**WHAT IS BEING ASKED**
Return the records that follow unaltered. Omit every picture.

· · ·

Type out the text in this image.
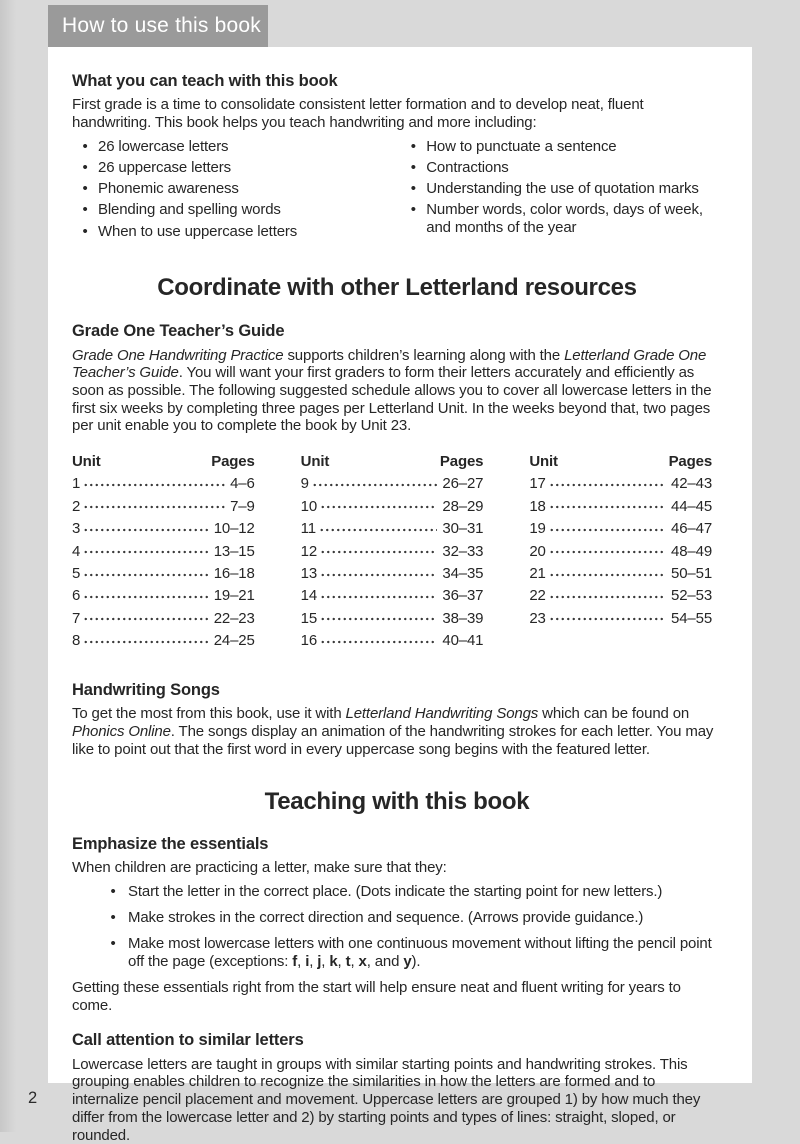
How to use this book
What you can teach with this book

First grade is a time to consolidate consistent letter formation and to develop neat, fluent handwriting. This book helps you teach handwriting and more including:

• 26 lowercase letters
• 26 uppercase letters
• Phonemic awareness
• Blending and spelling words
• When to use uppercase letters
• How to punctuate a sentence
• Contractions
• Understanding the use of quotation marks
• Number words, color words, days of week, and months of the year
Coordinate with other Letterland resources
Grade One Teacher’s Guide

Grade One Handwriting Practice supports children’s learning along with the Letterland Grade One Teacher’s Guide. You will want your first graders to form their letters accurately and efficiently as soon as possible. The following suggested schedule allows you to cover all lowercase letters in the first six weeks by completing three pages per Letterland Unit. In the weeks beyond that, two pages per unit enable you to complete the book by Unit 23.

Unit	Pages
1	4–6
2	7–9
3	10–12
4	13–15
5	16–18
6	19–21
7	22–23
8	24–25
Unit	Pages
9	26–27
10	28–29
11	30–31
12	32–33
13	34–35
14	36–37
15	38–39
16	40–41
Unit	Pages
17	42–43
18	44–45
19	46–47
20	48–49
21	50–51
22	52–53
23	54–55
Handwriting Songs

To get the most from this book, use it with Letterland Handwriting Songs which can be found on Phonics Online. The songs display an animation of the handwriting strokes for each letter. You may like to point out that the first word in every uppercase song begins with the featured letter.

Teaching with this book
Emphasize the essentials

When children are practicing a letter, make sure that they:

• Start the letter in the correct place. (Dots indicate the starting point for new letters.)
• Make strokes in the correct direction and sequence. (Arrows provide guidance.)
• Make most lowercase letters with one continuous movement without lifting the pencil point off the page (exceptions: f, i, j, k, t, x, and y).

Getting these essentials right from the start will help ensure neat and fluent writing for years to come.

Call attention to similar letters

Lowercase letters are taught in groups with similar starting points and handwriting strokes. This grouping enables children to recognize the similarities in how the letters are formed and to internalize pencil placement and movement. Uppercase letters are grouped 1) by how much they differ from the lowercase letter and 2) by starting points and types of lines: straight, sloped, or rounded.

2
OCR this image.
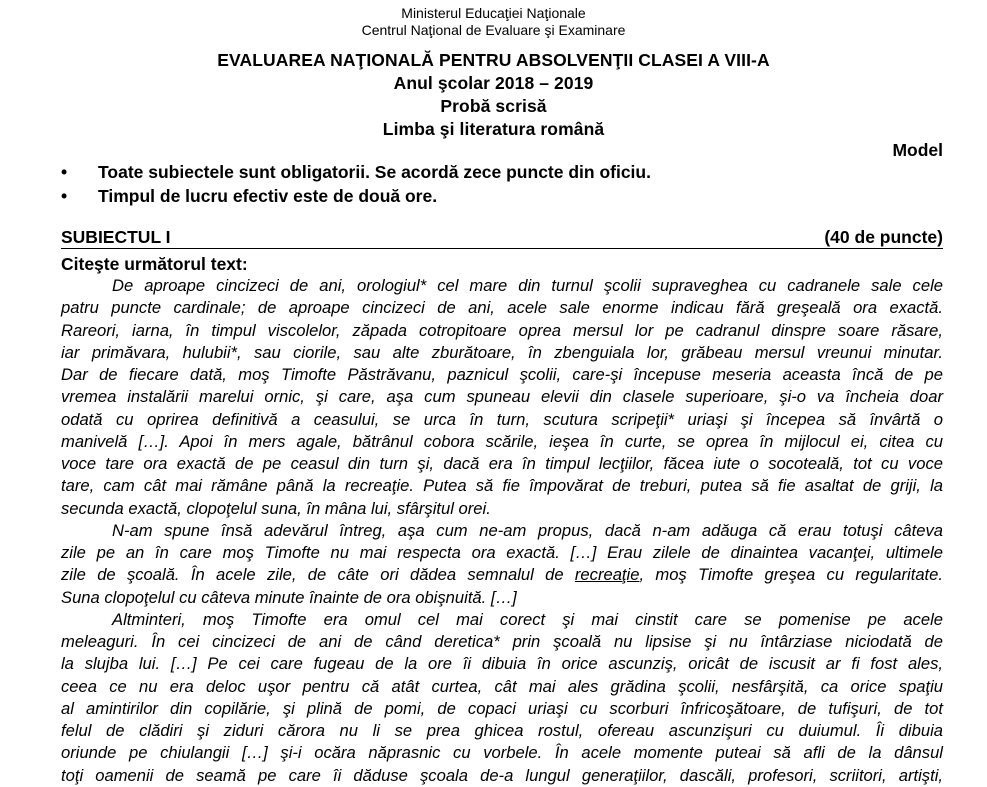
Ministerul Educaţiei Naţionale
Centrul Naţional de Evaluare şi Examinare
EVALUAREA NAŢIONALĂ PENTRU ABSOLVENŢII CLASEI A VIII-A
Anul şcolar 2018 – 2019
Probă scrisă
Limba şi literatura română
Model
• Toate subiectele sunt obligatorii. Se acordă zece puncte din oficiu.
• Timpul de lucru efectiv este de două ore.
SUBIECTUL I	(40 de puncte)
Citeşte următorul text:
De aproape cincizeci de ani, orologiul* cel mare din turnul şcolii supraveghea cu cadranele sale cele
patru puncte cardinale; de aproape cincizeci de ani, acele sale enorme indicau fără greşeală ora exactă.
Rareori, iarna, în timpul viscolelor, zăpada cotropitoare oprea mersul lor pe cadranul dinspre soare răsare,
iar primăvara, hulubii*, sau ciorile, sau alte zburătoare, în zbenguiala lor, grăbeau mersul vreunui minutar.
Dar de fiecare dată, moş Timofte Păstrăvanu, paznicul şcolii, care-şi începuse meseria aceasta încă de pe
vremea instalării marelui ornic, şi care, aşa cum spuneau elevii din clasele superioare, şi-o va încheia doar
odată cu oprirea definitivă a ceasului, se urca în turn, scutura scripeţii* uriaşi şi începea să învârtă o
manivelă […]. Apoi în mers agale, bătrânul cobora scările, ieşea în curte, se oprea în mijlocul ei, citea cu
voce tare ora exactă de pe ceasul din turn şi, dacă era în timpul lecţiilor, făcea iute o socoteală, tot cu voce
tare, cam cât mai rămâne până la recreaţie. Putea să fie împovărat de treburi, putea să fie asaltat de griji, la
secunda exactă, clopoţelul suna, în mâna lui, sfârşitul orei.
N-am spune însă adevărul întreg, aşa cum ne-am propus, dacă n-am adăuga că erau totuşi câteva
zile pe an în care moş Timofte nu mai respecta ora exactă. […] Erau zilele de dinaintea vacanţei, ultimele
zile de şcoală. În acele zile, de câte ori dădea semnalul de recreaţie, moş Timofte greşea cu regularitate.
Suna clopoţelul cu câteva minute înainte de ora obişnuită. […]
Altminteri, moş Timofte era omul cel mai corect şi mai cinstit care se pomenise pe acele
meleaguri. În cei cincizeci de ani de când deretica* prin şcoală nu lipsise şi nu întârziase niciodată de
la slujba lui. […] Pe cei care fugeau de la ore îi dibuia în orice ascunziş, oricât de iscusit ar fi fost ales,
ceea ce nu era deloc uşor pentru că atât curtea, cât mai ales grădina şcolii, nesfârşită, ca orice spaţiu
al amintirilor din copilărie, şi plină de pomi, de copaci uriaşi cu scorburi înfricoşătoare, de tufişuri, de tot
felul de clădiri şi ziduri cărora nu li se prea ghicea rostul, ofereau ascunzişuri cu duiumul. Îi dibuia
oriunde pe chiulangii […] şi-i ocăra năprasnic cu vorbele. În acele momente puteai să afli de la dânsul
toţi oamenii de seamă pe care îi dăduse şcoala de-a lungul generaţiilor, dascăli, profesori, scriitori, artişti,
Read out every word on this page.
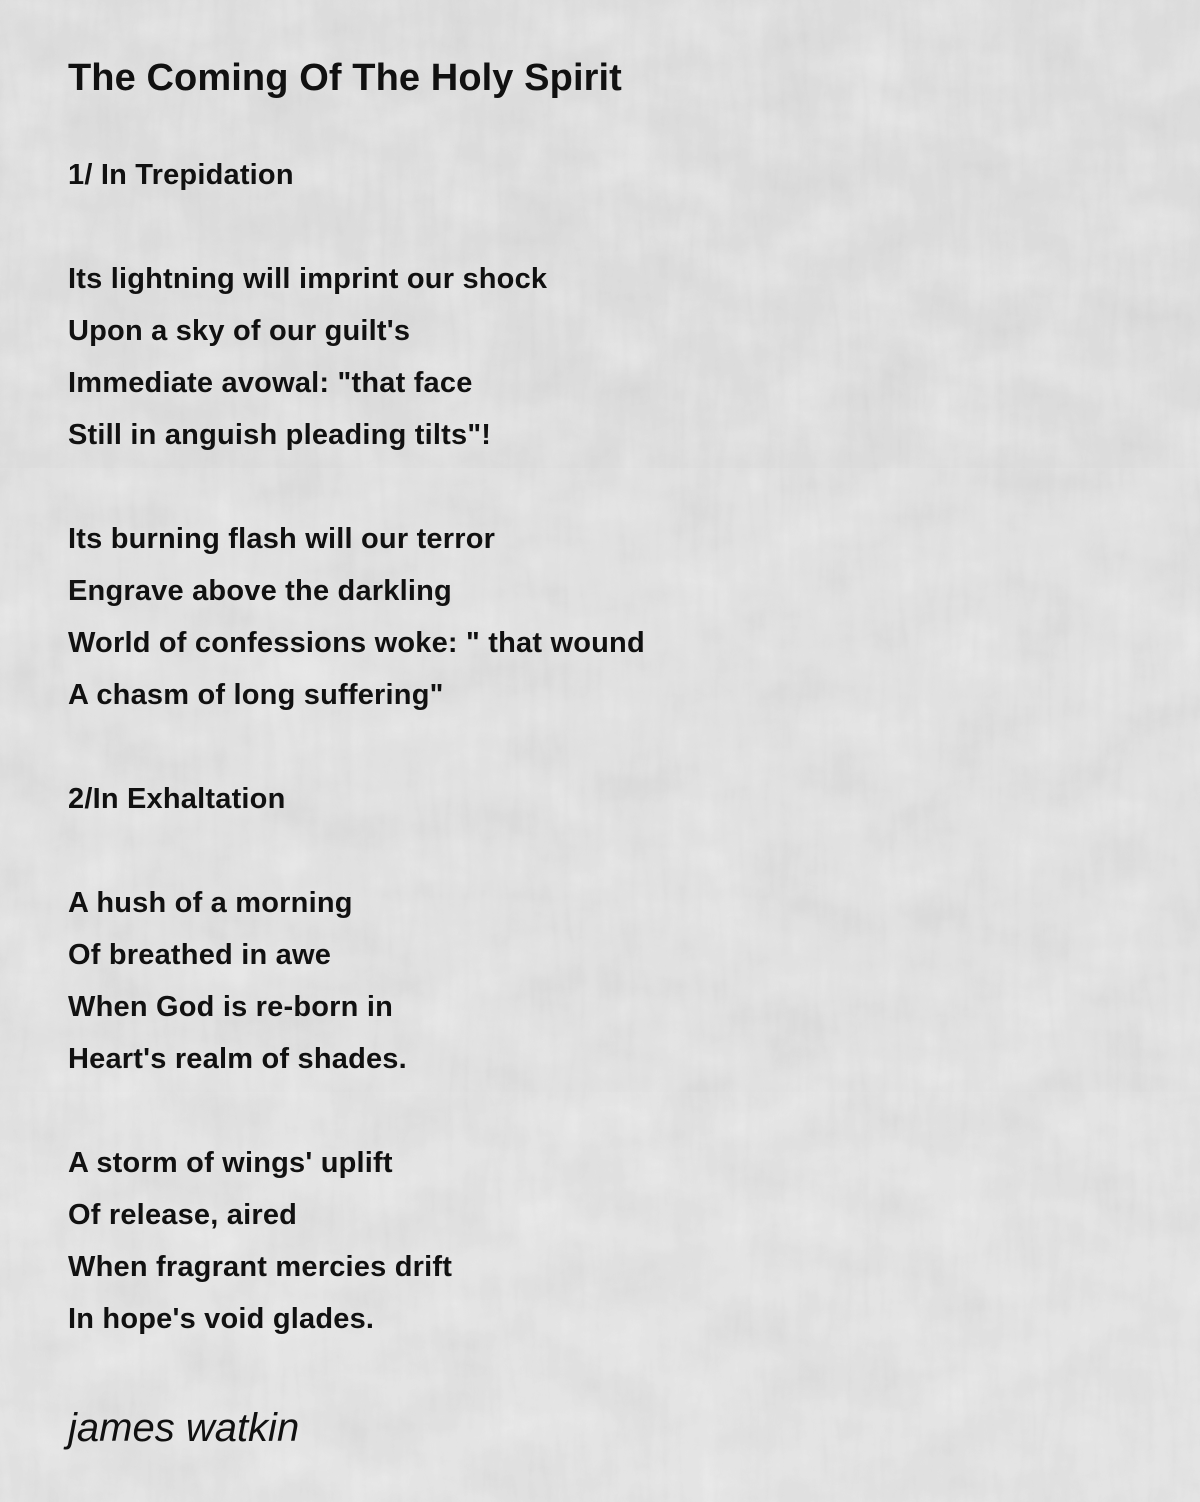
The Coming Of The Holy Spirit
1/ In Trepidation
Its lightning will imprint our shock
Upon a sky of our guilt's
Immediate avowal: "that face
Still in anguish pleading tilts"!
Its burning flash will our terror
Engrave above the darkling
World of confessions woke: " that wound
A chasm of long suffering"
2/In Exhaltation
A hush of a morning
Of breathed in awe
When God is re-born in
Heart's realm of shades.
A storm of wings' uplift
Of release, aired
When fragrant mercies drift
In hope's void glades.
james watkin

· · ·

**RESULT**
Type out the text in this image.
How to use this book
What you can teach with this book

First grade is a time to consolidate consistent letter formation and to develop neat, fluent handwriting. This book helps you teach handwriting and more including:

• 26 lowercase letters
• 26 uppercase letters
• Phonemic awareness
• Blending and spelling words
• When to use uppercase letters
• How to punctuate a sentence
• Contractions
• Understanding the use of quotation marks
• Number words, color words, days of week, and months of the year
Coordinate with other Letterland resources
Grade One Teacher’s Guide

Grade One Handwriting Practice supports children’s learning along with the Letterland Grade One Teacher’s Guide. You will want your first graders to form their letters accurately and efficiently as soon as possible. The following suggested schedule allows you to cover all lowercase letters in the first six weeks by completing three pages per Letterland Unit. In the weeks beyond that, two pages per unit enable you to complete the book by Unit 23.

Unit	Pages
1	4–6
2	7–9
3	10–12
4	13–15
5	16–18
6	19–21
7	22–23
8	24–25
Unit	Pages
9	26–27
10	28–29
11	30–31
12	32–33
13	34–35
14	36–37
15	38–39
16	40–41
Unit	Pages
17	42–43
18	44–45
19	46–47
20	48–49
21	50–51
22	52–53
23	54–55
Handwriting Songs

To get the most from this book, use it with Letterland Handwriting Songs which can be found on Phonics Online. The songs display an animation of the handwriting strokes for each letter. You may like to point out that the first word in every uppercase song begins with the featured letter.

Teaching with this book
Emphasize the essentials

When children are practicing a letter, make sure that they:

• Start the letter in the correct place. (Dots indicate the starting point for new letters.)
• Make strokes in the correct direction and sequence. (Arrows provide guidance.)
• Make most lowercase letters with one continuous movement without lifting the pencil point off the page (exceptions: f, i, j, k, t, x, and y).

Getting these essentials right from the start will help ensure neat and fluent writing for years to come.

Call attention to similar letters

Lowercase letters are taught in groups with similar starting points and handwriting strokes. This grouping enables children to recognize the similarities in how the letters are formed and to internalize pencil placement and movement. Uppercase letters are grouped 1) by how much they differ from the lowercase letter and 2) by starting points and types of lines: straight, sloped, or rounded.

2
OCR this image.
Ministerul Educaţiei Naţionale
Centrul Naţional de Evaluare şi Examinare
EVALUAREA NAŢIONALĂ PENTRU ABSOLVENŢII CLASEI A VIII-A
Anul şcolar 2018 – 2019
Probă scrisă
Limba şi literatura română
Model
• Toate subiectele sunt obligatorii. Se acordă zece puncte din oficiu.
• Timpul de lucru efectiv este de două ore.
SUBIECTUL I	(40 de puncte)
Citeşte următorul text:
De aproape cincizeci de ani, orologiul* cel mare din turnul şcolii supraveghea cu cadranele sale cele
patru puncte cardinale; de aproape cincizeci de ani, acele sale enorme indicau fără greşeală ora exactă.
Rareori, iarna, în timpul viscolelor, zăpada cotropitoare oprea mersul lor pe cadranul dinspre soare răsare,
iar primăvara, hulubii*, sau ciorile, sau alte zburătoare, în zbenguiala lor, grăbeau mersul vreunui minutar.
Dar de fiecare dată, moş Timofte Păstrăvanu, paznicul şcolii, care-şi începuse meseria aceasta încă de pe
vremea instalării marelui ornic, şi care, aşa cum spuneau elevii din clasele superioare, şi-o va încheia doar
odată cu oprirea definitivă a ceasului, se urca în turn, scutura scripeţii* uriaşi şi începea să învârtă o
manivelă […]. Apoi în mers agale, bătrânul cobora scările, ieşea în curte, se oprea în mijlocul ei, citea cu
voce tare ora exactă de pe ceasul din turn şi, dacă era în timpul lecţiilor, făcea iute o socoteală, tot cu voce
tare, cam cât mai rămâne până la recreaţie. Putea să fie împovărat de treburi, putea să fie asaltat de griji, la
secunda exactă, clopoţelul suna, în mâna lui, sfârşitul orei.
N-am spune însă adevărul întreg, aşa cum ne-am propus, dacă n-am adăuga că erau totuşi câteva
zile pe an în care moş Timofte nu mai respecta ora exactă. […] Erau zilele de dinaintea vacanţei, ultimele
zile de şcoală. În acele zile, de câte ori dădea semnalul de recreaţie, moş Timofte greşea cu regularitate.
Suna clopoţelul cu câteva minute înainte de ora obişnuită. […]
Altminteri, moş Timofte era omul cel mai corect şi mai cinstit care se pomenise pe acele
meleaguri. În cei cincizeci de ani de când deretica* prin şcoală nu lipsise şi nu întârziase niciodată de
la slujba lui. […] Pe cei care fugeau de la ore îi dibuia în orice ascunziş, oricât de iscusit ar fi fost ales,
ceea ce nu era deloc uşor pentru că atât curtea, cât mai ales grădina şcolii, nesfârşită, ca orice spaţiu
al amintirilor din copilărie, şi plină de pomi, de copaci uriaşi cu scorburi înfricoşătoare, de tufişuri, de tot
felul de clădiri şi ziduri cărora nu li se prea ghicea rostul, ofereau ascunzişuri cu duiumul. Îi dibuia
oriunde pe chiulangii […] şi-i ocăra năprasnic cu vorbele. În acele momente puteai să afli de la dânsul
toţi oamenii de seamă pe care îi dăduse şcoala de-a lungul generaţiilor, dascăli, profesori, scriitori, artişti,
Read out every word on this page.
The Coming Of The Holy Spirit
1/ In Trepidation
Its lightning will imprint our shock
Upon a sky of our guilt's
Immediate avowal: "that face
Still in anguish pleading tilts"!
Its burning flash will our terror
Engrave above the darkling
World of confessions woke: " that wound
A chasm of long suffering"
2/In Exhaltation
A hush of a morning
Of breathed in awe
When God is re-born in
Heart's realm of shades.
A storm of wings' uplift
Of release, aired
When fragrant mercies drift
In hope's void glades.
james watkin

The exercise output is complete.